Tally the lines holding "Subnet" and state only that figure.

- [DATA FOR THE TASK]:
§ §

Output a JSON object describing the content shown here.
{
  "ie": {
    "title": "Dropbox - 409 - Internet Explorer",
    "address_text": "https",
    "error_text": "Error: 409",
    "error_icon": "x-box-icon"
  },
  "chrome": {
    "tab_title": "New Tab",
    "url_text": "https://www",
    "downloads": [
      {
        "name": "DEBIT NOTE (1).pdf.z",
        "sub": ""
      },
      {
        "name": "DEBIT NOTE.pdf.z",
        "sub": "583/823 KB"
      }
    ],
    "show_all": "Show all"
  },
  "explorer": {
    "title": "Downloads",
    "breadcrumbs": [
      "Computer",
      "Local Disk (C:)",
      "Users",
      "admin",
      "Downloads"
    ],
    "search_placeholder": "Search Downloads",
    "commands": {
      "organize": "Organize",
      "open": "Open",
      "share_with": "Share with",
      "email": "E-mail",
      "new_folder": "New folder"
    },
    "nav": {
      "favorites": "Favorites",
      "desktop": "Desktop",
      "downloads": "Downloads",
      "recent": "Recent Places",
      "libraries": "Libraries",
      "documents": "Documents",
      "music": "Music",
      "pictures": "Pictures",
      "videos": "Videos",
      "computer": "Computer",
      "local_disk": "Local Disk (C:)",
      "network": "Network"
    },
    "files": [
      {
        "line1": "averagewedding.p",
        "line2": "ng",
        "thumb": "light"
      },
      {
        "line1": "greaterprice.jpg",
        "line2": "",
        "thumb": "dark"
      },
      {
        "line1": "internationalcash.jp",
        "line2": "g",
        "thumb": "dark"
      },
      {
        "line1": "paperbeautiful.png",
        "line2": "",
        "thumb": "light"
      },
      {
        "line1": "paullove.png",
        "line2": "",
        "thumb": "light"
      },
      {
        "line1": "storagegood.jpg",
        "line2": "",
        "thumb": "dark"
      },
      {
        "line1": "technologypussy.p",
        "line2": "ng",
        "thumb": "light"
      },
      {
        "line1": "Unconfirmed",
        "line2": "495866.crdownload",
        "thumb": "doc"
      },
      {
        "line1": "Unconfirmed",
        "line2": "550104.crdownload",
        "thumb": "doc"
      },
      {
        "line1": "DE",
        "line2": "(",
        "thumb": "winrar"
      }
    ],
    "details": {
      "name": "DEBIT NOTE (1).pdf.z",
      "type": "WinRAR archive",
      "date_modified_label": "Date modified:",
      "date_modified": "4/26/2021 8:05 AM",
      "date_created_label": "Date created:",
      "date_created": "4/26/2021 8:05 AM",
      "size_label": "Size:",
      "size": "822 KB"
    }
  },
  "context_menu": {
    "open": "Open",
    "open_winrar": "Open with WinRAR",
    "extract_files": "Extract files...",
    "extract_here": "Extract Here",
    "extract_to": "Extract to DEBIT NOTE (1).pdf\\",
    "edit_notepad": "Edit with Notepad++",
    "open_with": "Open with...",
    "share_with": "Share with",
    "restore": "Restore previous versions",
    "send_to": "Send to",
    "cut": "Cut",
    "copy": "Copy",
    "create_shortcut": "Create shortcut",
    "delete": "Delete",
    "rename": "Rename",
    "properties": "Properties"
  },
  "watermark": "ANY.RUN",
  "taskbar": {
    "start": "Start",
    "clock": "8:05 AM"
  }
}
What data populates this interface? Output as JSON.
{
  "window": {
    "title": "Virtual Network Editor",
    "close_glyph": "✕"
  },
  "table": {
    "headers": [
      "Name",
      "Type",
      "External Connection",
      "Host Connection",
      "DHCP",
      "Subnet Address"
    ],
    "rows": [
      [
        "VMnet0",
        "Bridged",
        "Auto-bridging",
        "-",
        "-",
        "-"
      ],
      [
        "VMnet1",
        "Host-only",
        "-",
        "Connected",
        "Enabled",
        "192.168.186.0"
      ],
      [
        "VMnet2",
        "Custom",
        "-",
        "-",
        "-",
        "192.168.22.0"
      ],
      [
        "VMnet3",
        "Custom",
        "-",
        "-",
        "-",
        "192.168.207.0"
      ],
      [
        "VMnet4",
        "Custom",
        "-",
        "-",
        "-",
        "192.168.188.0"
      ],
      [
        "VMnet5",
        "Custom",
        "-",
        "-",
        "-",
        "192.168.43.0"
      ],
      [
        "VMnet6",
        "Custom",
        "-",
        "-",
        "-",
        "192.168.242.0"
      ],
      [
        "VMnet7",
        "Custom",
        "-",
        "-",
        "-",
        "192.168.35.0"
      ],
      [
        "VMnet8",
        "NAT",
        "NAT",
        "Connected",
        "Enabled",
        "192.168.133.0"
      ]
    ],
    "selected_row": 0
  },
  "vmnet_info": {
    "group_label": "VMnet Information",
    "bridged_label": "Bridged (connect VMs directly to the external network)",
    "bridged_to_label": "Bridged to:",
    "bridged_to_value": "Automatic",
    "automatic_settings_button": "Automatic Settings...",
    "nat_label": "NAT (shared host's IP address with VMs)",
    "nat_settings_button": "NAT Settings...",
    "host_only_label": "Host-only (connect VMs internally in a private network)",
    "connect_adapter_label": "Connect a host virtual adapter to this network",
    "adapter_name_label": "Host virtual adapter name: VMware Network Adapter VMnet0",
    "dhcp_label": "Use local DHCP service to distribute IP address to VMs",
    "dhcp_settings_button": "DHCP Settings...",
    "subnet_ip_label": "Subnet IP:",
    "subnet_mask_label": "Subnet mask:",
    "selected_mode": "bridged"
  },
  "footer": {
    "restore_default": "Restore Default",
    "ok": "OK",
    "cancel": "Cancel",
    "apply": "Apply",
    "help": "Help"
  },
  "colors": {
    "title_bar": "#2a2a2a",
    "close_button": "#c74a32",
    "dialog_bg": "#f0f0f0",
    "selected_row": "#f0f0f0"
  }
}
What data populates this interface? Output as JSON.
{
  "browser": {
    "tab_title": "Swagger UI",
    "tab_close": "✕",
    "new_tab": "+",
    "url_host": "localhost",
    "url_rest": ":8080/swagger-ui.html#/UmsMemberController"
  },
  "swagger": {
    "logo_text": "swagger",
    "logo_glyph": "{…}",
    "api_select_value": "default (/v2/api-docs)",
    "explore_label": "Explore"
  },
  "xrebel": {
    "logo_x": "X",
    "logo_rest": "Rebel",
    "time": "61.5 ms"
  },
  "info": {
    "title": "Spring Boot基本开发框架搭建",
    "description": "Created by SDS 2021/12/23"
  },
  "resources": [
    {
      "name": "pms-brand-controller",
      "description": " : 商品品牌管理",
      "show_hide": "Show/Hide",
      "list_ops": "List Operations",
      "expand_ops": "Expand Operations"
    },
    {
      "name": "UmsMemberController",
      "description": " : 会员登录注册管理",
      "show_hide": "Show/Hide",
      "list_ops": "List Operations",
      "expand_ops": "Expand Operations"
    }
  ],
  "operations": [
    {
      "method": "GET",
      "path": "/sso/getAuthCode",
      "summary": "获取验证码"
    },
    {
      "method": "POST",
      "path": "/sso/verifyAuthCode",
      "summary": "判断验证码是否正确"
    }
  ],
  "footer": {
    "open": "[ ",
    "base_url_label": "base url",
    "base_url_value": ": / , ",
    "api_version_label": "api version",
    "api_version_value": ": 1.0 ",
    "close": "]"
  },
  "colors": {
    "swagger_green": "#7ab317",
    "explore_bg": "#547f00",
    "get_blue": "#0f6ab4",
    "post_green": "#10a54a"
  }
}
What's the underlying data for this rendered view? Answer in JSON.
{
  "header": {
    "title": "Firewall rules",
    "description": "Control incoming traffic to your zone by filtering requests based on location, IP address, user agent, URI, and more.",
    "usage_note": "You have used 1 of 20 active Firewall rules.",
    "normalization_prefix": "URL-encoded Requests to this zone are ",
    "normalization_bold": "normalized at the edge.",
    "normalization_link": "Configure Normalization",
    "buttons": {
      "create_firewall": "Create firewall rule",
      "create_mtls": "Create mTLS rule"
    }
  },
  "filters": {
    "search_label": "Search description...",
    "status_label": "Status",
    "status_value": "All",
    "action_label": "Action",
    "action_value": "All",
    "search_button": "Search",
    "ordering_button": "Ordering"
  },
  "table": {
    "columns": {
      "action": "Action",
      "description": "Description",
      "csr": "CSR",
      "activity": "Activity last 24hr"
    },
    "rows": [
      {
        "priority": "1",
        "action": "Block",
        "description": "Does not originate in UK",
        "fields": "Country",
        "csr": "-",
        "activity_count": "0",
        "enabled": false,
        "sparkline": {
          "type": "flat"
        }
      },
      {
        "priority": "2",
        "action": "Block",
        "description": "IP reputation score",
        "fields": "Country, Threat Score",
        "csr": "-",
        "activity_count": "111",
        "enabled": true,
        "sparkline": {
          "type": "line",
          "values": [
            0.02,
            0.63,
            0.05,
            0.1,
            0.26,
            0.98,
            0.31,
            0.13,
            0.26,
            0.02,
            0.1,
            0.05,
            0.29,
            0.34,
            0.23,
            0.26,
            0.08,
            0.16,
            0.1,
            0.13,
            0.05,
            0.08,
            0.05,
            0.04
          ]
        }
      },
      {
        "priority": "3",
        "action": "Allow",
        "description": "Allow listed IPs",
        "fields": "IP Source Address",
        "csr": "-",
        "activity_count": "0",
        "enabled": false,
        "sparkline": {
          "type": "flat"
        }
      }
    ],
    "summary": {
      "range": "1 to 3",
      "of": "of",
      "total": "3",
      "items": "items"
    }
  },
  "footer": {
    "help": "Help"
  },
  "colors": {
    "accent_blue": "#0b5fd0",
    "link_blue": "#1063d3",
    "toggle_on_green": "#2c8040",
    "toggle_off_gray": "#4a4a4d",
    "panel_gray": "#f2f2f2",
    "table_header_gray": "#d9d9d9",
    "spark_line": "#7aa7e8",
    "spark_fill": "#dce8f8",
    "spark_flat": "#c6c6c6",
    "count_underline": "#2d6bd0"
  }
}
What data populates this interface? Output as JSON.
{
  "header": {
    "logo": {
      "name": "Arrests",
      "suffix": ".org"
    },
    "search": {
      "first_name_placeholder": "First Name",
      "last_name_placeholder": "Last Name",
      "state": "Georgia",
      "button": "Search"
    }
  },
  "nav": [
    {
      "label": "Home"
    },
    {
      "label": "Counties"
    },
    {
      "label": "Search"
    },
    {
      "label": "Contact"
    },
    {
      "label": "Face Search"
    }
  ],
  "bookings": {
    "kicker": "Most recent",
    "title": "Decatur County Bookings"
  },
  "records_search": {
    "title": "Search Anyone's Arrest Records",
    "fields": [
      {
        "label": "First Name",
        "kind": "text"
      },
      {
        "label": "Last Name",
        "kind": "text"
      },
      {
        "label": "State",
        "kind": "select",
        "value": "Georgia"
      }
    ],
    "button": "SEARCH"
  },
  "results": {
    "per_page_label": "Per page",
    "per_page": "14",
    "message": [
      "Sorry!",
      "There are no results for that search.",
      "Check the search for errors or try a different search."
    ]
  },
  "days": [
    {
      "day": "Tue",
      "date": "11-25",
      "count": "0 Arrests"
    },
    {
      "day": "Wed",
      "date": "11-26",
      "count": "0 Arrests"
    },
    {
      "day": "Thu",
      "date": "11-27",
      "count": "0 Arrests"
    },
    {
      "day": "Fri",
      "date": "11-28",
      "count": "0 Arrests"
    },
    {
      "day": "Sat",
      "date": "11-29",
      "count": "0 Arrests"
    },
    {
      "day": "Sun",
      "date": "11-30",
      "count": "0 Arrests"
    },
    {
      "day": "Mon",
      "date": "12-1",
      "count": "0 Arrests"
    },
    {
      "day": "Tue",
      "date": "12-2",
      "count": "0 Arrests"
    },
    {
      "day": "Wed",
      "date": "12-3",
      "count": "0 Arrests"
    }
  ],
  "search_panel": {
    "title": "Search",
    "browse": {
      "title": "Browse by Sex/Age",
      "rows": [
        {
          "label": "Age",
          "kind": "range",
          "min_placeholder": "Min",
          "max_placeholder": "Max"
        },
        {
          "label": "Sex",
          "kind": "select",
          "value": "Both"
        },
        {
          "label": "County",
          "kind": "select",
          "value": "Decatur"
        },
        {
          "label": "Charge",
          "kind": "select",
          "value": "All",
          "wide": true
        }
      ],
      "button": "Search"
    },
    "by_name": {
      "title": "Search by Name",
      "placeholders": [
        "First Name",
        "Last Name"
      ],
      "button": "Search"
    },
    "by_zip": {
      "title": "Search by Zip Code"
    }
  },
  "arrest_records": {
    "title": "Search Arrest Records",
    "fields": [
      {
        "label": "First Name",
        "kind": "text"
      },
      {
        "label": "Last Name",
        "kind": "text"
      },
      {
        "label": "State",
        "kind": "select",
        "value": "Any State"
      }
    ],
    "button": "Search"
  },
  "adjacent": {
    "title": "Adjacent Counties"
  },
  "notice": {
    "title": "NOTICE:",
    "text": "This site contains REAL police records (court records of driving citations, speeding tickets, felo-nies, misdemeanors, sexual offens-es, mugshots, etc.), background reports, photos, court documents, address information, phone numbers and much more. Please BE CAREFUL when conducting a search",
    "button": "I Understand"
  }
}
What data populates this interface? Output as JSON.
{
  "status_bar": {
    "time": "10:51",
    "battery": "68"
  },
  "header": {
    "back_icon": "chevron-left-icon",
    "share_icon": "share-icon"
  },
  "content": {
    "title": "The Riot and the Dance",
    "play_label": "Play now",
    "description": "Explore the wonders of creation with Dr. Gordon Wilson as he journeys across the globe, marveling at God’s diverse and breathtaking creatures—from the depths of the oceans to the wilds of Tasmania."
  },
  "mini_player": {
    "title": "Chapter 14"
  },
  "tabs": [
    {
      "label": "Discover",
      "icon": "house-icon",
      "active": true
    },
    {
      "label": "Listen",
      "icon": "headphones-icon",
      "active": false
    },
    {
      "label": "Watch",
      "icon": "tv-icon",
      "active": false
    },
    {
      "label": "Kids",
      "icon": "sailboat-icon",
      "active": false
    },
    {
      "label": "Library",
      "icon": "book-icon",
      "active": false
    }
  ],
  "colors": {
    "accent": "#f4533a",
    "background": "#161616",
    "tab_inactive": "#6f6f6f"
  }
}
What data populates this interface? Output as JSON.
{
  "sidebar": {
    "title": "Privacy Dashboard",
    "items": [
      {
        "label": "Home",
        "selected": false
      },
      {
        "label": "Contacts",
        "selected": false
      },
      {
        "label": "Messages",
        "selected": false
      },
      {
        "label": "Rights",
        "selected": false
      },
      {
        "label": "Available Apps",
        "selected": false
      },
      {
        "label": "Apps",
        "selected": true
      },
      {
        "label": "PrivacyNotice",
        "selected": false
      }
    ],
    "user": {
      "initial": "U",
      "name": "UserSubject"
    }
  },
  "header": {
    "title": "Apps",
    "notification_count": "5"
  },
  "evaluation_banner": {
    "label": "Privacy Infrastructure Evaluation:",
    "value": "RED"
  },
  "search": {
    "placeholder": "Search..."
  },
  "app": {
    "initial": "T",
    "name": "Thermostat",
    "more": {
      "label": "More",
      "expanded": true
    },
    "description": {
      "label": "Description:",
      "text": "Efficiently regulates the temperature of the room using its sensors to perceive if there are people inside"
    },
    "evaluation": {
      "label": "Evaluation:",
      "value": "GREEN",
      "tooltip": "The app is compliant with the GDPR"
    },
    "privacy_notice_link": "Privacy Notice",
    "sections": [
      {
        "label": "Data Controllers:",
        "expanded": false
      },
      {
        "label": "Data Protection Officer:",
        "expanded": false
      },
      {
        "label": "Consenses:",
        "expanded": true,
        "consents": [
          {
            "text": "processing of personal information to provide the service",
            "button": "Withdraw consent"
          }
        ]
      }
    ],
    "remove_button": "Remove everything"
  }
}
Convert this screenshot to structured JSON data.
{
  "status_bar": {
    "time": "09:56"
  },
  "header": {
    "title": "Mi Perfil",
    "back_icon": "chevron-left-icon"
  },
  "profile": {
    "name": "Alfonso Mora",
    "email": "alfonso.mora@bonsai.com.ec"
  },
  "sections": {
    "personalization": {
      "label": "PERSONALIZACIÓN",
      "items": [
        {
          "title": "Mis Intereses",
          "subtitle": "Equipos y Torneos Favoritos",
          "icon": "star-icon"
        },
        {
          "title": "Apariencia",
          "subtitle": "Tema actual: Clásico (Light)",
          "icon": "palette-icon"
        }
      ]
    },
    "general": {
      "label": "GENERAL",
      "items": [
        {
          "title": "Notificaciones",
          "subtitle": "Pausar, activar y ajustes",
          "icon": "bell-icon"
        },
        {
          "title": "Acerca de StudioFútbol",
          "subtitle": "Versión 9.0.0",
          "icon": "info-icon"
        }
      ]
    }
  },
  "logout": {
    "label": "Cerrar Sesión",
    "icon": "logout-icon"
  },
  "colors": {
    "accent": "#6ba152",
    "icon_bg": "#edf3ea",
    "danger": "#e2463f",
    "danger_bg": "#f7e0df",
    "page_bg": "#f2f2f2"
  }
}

§ §

- [EXERCISE SOLUTION]: 3